STATED PROBLEM => Pictures stay out of the copy; restate everything else in the material exactly.

INFORMATION SHOWN =>
-- BEGIN --

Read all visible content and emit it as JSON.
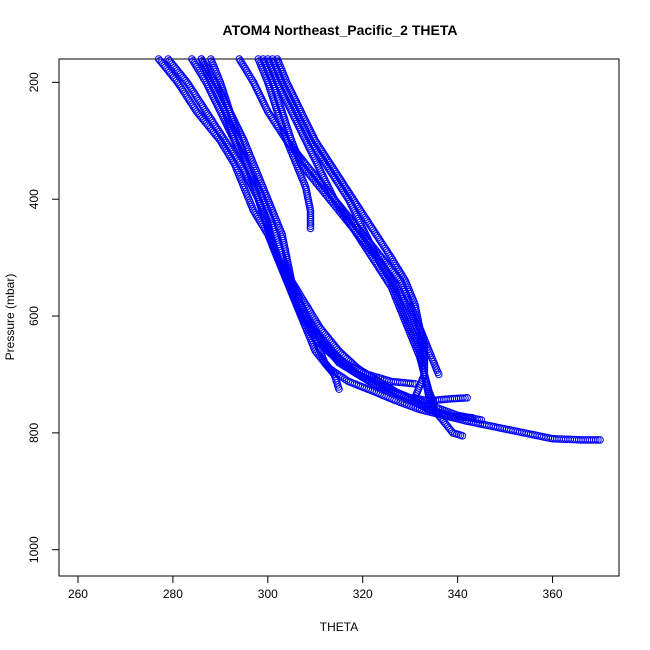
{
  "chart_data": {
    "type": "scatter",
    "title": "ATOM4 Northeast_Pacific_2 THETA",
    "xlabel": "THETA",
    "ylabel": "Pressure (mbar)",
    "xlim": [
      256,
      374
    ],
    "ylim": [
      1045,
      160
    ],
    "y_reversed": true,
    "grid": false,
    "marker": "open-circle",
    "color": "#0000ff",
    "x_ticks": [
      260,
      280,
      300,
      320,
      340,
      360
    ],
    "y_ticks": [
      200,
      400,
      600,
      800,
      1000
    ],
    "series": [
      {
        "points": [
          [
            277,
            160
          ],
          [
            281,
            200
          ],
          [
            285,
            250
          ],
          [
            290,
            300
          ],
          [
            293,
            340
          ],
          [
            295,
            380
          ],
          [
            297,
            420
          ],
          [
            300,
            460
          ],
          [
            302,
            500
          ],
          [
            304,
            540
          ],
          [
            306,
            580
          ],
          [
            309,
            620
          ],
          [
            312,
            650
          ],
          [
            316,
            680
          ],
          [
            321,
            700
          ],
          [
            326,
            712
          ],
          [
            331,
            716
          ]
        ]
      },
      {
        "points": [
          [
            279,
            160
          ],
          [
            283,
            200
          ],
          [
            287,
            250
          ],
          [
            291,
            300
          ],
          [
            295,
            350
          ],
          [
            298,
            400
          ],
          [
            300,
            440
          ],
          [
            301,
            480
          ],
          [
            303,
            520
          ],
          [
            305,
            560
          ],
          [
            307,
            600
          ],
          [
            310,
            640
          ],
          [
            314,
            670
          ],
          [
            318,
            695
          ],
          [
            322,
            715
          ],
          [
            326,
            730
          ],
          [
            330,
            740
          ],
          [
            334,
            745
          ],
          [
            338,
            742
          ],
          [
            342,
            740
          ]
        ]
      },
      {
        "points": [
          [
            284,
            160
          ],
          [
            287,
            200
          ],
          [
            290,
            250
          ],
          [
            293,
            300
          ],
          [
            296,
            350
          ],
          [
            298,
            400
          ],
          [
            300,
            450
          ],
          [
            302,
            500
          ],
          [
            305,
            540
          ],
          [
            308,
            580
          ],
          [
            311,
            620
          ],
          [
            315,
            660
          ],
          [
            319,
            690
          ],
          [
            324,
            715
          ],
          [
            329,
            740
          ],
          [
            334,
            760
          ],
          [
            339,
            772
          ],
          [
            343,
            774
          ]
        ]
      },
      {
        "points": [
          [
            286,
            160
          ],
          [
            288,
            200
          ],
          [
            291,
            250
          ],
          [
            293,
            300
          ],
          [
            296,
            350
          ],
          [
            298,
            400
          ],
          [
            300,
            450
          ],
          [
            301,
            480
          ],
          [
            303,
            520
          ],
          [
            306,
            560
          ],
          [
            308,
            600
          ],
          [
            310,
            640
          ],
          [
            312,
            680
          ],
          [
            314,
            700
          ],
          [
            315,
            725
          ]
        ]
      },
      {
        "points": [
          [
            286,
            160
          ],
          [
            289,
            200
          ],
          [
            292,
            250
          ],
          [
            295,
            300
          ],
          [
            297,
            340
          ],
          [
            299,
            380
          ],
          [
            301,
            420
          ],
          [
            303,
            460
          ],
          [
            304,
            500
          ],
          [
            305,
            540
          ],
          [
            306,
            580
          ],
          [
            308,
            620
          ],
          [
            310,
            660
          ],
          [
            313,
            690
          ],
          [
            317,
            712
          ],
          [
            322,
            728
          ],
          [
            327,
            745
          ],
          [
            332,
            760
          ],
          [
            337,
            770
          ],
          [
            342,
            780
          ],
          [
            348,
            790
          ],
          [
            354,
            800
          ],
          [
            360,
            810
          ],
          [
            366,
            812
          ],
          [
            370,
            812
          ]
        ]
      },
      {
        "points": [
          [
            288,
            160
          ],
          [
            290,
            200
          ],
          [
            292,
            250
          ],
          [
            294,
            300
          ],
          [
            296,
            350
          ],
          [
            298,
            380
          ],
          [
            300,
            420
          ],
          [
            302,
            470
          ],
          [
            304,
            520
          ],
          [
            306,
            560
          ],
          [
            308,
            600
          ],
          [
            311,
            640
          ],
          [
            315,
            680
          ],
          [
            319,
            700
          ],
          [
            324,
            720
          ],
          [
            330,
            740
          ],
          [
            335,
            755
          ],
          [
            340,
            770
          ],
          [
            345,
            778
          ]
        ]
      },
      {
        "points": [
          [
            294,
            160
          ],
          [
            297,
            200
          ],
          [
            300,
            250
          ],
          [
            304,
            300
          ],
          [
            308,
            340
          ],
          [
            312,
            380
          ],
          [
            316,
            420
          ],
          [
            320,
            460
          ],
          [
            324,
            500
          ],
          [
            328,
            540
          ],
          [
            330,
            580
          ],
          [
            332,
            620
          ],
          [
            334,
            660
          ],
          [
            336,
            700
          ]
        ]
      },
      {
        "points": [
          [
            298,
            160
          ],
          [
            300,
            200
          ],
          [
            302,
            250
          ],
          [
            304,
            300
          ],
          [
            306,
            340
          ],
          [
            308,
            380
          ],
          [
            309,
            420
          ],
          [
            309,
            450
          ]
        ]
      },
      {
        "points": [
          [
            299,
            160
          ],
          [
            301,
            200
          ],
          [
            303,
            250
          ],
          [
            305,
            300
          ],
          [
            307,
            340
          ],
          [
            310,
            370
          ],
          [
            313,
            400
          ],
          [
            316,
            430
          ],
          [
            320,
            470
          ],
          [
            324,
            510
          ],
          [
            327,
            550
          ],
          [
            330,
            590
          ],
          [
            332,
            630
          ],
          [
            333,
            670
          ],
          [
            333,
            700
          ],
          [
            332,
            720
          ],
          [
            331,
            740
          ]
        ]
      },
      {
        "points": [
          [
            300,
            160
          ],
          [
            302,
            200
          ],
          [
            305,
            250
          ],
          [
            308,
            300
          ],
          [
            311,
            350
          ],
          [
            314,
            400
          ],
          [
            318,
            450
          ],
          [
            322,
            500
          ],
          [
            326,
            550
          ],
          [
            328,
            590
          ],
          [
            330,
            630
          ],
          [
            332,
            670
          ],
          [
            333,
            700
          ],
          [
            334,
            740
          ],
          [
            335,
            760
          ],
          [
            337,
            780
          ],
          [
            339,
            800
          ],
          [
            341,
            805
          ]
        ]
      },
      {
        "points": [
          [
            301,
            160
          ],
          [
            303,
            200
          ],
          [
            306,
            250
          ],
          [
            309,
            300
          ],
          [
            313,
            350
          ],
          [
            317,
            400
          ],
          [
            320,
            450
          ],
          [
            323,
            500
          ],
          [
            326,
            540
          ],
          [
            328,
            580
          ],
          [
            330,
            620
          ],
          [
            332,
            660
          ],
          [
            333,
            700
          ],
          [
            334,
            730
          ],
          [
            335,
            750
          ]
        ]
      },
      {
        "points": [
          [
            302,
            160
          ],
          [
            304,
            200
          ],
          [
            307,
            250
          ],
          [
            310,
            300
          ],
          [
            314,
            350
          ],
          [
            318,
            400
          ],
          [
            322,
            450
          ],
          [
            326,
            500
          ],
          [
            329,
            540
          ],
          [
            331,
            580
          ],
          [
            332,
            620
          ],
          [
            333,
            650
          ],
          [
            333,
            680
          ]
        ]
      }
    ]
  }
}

-- END --

WORKED SOLUTION =>
Read all visible content and emit it as JSON.
{
  "chart_data": {
    "type": "scatter",
    "title": "ATOM4 Northeast_Pacific_2 THETA",
    "xlabel": "THETA",
    "ylabel": "Pressure (mbar)",
    "xlim": [
      256,
      374
    ],
    "ylim": [
      1045,
      160
    ],
    "y_reversed": true,
    "grid": false,
    "marker": "open-circle",
    "color": "#0000ff",
    "x_ticks": [
      260,
      280,
      300,
      320,
      340,
      360
    ],
    "y_ticks": [
      200,
      400,
      600,
      800,
      1000
    ],
    "series": [
      {
        "points": [
          [
            277,
            160
          ],
          [
            281,
            200
          ],
          [
            285,
            250
          ],
          [
            290,
            300
          ],
          [
            293,
            340
          ],
          [
            295,
            380
          ],
          [
            297,
            420
          ],
          [
            300,
            460
          ],
          [
            302,
            500
          ],
          [
            304,
            540
          ],
          [
            306,
            580
          ],
          [
            309,
            620
          ],
          [
            312,
            650
          ],
          [
            316,
            680
          ],
          [
            321,
            700
          ],
          [
            326,
            712
          ],
          [
            331,
            716
          ]
        ]
      },
      {
        "points": [
          [
            279,
            160
          ],
          [
            283,
            200
          ],
          [
            287,
            250
          ],
          [
            291,
            300
          ],
          [
            295,
            350
          ],
          [
            298,
            400
          ],
          [
            300,
            440
          ],
          [
            301,
            480
          ],
          [
            303,
            520
          ],
          [
            305,
            560
          ],
          [
            307,
            600
          ],
          [
            310,
            640
          ],
          [
            314,
            670
          ],
          [
            318,
            695
          ],
          [
            322,
            715
          ],
          [
            326,
            730
          ],
          [
            330,
            740
          ],
          [
            334,
            745
          ],
          [
            338,
            742
          ],
          [
            342,
            740
          ]
        ]
      },
      {
        "points": [
          [
            284,
            160
          ],
          [
            287,
            200
          ],
          [
            290,
            250
          ],
          [
            293,
            300
          ],
          [
            296,
            350
          ],
          [
            298,
            400
          ],
          [
            300,
            450
          ],
          [
            302,
            500
          ],
          [
            305,
            540
          ],
          [
            308,
            580
          ],
          [
            311,
            620
          ],
          [
            315,
            660
          ],
          [
            319,
            690
          ],
          [
            324,
            715
          ],
          [
            329,
            740
          ],
          [
            334,
            760
          ],
          [
            339,
            772
          ],
          [
            343,
            774
          ]
        ]
      },
      {
        "points": [
          [
            286,
            160
          ],
          [
            288,
            200
          ],
          [
            291,
            250
          ],
          [
            293,
            300
          ],
          [
            296,
            350
          ],
          [
            298,
            400
          ],
          [
            300,
            450
          ],
          [
            301,
            480
          ],
          [
            303,
            520
          ],
          [
            306,
            560
          ],
          [
            308,
            600
          ],
          [
            310,
            640
          ],
          [
            312,
            680
          ],
          [
            314,
            700
          ],
          [
            315,
            725
          ]
        ]
      },
      {
        "points": [
          [
            286,
            160
          ],
          [
            289,
            200
          ],
          [
            292,
            250
          ],
          [
            295,
            300
          ],
          [
            297,
            340
          ],
          [
            299,
            380
          ],
          [
            301,
            420
          ],
          [
            303,
            460
          ],
          [
            304,
            500
          ],
          [
            305,
            540
          ],
          [
            306,
            580
          ],
          [
            308,
            620
          ],
          [
            310,
            660
          ],
          [
            313,
            690
          ],
          [
            317,
            712
          ],
          [
            322,
            728
          ],
          [
            327,
            745
          ],
          [
            332,
            760
          ],
          [
            337,
            770
          ],
          [
            342,
            780
          ],
          [
            348,
            790
          ],
          [
            354,
            800
          ],
          [
            360,
            810
          ],
          [
            366,
            812
          ],
          [
            370,
            812
          ]
        ]
      },
      {
        "points": [
          [
            288,
            160
          ],
          [
            290,
            200
          ],
          [
            292,
            250
          ],
          [
            294,
            300
          ],
          [
            296,
            350
          ],
          [
            298,
            380
          ],
          [
            300,
            420
          ],
          [
            302,
            470
          ],
          [
            304,
            520
          ],
          [
            306,
            560
          ],
          [
            308,
            600
          ],
          [
            311,
            640
          ],
          [
            315,
            680
          ],
          [
            319,
            700
          ],
          [
            324,
            720
          ],
          [
            330,
            740
          ],
          [
            335,
            755
          ],
          [
            340,
            770
          ],
          [
            345,
            778
          ]
        ]
      },
      {
        "points": [
          [
            294,
            160
          ],
          [
            297,
            200
          ],
          [
            300,
            250
          ],
          [
            304,
            300
          ],
          [
            308,
            340
          ],
          [
            312,
            380
          ],
          [
            316,
            420
          ],
          [
            320,
            460
          ],
          [
            324,
            500
          ],
          [
            328,
            540
          ],
          [
            330,
            580
          ],
          [
            332,
            620
          ],
          [
            334,
            660
          ],
          [
            336,
            700
          ]
        ]
      },
      {
        "points": [
          [
            298,
            160
          ],
          [
            300,
            200
          ],
          [
            302,
            250
          ],
          [
            304,
            300
          ],
          [
            306,
            340
          ],
          [
            308,
            380
          ],
          [
            309,
            420
          ],
          [
            309,
            450
          ]
        ]
      },
      {
        "points": [
          [
            299,
            160
          ],
          [
            301,
            200
          ],
          [
            303,
            250
          ],
          [
            305,
            300
          ],
          [
            307,
            340
          ],
          [
            310,
            370
          ],
          [
            313,
            400
          ],
          [
            316,
            430
          ],
          [
            320,
            470
          ],
          [
            324,
            510
          ],
          [
            327,
            550
          ],
          [
            330,
            590
          ],
          [
            332,
            630
          ],
          [
            333,
            670
          ],
          [
            333,
            700
          ],
          [
            332,
            720
          ],
          [
            331,
            740
          ]
        ]
      },
      {
        "points": [
          [
            300,
            160
          ],
          [
            302,
            200
          ],
          [
            305,
            250
          ],
          [
            308,
            300
          ],
          [
            311,
            350
          ],
          [
            314,
            400
          ],
          [
            318,
            450
          ],
          [
            322,
            500
          ],
          [
            326,
            550
          ],
          [
            328,
            590
          ],
          [
            330,
            630
          ],
          [
            332,
            670
          ],
          [
            333,
            700
          ],
          [
            334,
            740
          ],
          [
            335,
            760
          ],
          [
            337,
            780
          ],
          [
            339,
            800
          ],
          [
            341,
            805
          ]
        ]
      },
      {
        "points": [
          [
            301,
            160
          ],
          [
            303,
            200
          ],
          [
            306,
            250
          ],
          [
            309,
            300
          ],
          [
            313,
            350
          ],
          [
            317,
            400
          ],
          [
            320,
            450
          ],
          [
            323,
            500
          ],
          [
            326,
            540
          ],
          [
            328,
            580
          ],
          [
            330,
            620
          ],
          [
            332,
            660
          ],
          [
            333,
            700
          ],
          [
            334,
            730
          ],
          [
            335,
            750
          ]
        ]
      },
      {
        "points": [
          [
            302,
            160
          ],
          [
            304,
            200
          ],
          [
            307,
            250
          ],
          [
            310,
            300
          ],
          [
            314,
            350
          ],
          [
            318,
            400
          ],
          [
            322,
            450
          ],
          [
            326,
            500
          ],
          [
            329,
            540
          ],
          [
            331,
            580
          ],
          [
            332,
            620
          ],
          [
            333,
            650
          ],
          [
            333,
            680
          ]
        ]
      }
    ]
  }
}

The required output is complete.